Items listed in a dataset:
####################

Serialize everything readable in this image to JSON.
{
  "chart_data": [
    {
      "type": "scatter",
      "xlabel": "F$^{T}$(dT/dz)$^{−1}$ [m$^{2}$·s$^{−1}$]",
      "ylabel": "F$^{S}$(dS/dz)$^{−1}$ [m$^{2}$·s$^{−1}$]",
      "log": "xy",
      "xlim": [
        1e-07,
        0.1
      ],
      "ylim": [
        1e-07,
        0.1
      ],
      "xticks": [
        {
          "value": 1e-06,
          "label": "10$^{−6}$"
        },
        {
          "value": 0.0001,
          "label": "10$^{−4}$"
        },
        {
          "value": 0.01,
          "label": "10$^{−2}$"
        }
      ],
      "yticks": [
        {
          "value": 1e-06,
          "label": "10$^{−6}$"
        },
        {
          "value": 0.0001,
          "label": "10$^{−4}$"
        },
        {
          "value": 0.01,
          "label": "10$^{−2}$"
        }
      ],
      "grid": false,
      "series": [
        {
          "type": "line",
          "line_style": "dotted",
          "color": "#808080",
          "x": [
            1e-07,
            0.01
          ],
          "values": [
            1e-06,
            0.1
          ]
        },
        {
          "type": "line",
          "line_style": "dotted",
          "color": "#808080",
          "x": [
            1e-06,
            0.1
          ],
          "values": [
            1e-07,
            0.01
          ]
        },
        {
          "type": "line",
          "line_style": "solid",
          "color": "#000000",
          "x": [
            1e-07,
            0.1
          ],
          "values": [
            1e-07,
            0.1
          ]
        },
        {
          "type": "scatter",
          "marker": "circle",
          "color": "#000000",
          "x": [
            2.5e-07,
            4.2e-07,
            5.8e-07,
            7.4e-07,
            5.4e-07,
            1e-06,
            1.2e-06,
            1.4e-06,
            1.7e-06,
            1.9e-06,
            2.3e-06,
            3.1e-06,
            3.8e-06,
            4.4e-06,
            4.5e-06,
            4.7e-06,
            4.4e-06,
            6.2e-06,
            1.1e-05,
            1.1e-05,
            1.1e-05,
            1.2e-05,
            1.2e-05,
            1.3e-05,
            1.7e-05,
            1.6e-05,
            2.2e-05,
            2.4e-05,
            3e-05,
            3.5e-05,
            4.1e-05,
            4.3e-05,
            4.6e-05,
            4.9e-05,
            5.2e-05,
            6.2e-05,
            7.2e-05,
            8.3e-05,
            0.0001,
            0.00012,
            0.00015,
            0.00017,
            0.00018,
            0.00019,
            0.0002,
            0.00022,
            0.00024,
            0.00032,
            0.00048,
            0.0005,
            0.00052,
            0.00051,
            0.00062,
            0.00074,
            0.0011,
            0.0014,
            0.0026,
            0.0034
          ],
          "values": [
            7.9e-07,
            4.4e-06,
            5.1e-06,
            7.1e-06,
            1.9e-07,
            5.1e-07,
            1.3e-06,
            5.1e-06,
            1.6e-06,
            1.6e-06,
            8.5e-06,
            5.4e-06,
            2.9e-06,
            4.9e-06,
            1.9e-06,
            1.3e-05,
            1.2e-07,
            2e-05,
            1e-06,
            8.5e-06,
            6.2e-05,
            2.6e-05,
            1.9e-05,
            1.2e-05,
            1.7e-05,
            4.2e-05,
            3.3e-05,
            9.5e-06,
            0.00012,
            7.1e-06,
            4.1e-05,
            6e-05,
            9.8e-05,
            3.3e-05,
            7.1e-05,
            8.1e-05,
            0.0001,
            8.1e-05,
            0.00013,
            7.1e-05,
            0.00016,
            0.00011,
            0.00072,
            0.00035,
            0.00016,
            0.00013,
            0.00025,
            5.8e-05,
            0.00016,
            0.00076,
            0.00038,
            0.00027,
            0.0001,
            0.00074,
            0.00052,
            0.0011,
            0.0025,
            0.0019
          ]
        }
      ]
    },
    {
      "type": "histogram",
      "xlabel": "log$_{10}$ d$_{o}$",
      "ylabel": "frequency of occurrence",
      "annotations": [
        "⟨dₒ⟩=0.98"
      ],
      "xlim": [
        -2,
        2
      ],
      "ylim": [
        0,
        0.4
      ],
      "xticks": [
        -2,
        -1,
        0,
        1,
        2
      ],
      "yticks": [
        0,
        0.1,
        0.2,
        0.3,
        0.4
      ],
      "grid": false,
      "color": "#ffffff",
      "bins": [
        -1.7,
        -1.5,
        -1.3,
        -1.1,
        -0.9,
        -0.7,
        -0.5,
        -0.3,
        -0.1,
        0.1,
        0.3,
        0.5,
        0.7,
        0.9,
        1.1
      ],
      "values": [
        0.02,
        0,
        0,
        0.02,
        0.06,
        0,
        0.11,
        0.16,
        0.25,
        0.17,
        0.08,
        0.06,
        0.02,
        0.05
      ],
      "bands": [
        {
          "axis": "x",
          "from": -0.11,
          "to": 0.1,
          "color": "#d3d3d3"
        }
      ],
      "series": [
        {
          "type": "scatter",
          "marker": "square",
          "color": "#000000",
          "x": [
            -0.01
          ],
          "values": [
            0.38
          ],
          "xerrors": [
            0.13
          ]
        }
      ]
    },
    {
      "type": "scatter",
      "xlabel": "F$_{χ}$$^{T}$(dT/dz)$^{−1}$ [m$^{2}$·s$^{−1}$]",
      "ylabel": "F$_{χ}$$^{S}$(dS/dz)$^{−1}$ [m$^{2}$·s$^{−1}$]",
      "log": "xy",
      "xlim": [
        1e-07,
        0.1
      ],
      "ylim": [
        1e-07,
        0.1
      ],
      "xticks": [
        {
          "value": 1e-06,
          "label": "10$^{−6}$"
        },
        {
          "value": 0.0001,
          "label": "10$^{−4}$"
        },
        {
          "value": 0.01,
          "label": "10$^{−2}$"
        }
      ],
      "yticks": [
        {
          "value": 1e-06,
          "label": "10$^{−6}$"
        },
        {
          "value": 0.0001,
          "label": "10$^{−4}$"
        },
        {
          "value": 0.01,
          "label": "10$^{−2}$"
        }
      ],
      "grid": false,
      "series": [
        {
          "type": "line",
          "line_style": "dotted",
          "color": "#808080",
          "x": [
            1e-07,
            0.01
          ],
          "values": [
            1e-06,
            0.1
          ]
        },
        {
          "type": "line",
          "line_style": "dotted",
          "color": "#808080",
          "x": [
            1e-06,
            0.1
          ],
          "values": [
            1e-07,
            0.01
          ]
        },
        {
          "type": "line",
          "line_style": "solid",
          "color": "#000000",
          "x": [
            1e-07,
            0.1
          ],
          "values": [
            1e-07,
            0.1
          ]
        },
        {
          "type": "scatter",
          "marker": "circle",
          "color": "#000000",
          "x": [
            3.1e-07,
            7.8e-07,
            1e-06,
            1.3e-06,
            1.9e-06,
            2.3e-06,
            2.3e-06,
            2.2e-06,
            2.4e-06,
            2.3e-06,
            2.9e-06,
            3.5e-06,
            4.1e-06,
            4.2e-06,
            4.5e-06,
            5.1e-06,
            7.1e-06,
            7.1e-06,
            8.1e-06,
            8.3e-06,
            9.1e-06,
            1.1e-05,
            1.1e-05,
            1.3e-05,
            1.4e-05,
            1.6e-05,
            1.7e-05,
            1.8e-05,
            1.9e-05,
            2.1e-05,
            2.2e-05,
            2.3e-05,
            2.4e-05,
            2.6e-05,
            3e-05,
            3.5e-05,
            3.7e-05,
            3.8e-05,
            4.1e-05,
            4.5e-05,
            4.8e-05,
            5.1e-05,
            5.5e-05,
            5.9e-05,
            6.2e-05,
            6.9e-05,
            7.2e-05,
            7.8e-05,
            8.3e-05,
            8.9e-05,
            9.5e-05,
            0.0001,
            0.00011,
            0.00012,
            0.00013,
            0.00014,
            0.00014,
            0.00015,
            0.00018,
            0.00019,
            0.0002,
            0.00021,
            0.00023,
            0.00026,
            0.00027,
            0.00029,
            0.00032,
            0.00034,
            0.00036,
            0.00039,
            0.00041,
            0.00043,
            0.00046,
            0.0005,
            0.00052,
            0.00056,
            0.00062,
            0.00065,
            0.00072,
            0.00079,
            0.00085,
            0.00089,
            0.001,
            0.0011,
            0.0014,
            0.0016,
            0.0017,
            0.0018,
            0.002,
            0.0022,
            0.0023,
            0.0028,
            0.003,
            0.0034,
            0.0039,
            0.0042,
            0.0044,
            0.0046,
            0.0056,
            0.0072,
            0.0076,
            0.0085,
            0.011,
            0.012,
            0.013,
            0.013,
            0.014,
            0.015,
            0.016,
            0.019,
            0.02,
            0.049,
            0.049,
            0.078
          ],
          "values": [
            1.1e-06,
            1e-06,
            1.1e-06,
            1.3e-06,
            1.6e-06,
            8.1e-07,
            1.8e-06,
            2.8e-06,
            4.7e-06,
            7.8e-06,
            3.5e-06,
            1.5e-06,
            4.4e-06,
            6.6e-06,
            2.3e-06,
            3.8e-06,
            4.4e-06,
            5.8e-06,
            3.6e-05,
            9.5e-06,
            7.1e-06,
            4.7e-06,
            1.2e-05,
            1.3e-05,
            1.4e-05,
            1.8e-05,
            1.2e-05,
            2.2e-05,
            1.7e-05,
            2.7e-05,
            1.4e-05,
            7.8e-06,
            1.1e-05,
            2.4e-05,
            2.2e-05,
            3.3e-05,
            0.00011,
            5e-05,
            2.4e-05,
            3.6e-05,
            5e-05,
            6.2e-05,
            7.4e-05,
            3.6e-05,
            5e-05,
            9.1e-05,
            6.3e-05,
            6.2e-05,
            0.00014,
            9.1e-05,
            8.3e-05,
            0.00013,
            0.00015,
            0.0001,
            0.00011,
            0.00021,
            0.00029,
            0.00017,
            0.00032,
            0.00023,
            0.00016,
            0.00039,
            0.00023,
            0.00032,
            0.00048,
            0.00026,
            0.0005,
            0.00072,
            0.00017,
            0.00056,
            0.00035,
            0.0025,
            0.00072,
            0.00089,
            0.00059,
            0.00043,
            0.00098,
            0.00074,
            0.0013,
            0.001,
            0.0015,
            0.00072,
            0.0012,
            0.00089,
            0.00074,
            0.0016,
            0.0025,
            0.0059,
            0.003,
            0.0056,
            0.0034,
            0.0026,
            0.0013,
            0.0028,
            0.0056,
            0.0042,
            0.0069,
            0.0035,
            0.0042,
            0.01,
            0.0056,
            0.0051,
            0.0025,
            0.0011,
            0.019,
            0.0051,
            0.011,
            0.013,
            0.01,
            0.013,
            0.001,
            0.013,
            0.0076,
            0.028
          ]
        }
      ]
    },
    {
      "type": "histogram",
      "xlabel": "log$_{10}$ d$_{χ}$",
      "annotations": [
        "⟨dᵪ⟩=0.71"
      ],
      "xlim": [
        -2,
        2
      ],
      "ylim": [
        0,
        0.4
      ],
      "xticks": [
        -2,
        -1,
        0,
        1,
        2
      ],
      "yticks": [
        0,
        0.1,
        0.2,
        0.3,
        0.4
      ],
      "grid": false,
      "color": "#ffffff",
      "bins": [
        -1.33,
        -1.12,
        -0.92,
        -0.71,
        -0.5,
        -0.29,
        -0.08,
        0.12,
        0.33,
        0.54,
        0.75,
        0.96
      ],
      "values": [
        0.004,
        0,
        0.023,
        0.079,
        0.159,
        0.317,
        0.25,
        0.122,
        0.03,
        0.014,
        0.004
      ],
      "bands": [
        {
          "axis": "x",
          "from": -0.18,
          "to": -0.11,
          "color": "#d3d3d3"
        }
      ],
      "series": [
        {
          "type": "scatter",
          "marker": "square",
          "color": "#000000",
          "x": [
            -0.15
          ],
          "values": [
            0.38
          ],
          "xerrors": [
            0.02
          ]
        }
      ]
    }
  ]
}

####################

> [Task to complete]: Which lines contain the word "ylabel"? Return each of them.

> [Solution for this task]:
      "ylabel": "F$^{S}$(dS/dz)$^{−1}$ [m$^{2}$·s$^{−1}$]",
      "ylabel": "frequency of occurrence",
      "ylabel": "F$_{χ}$$^{S}$(dS/dz)$^{−1}$ [m$^{2}$·s$^{−1}$]",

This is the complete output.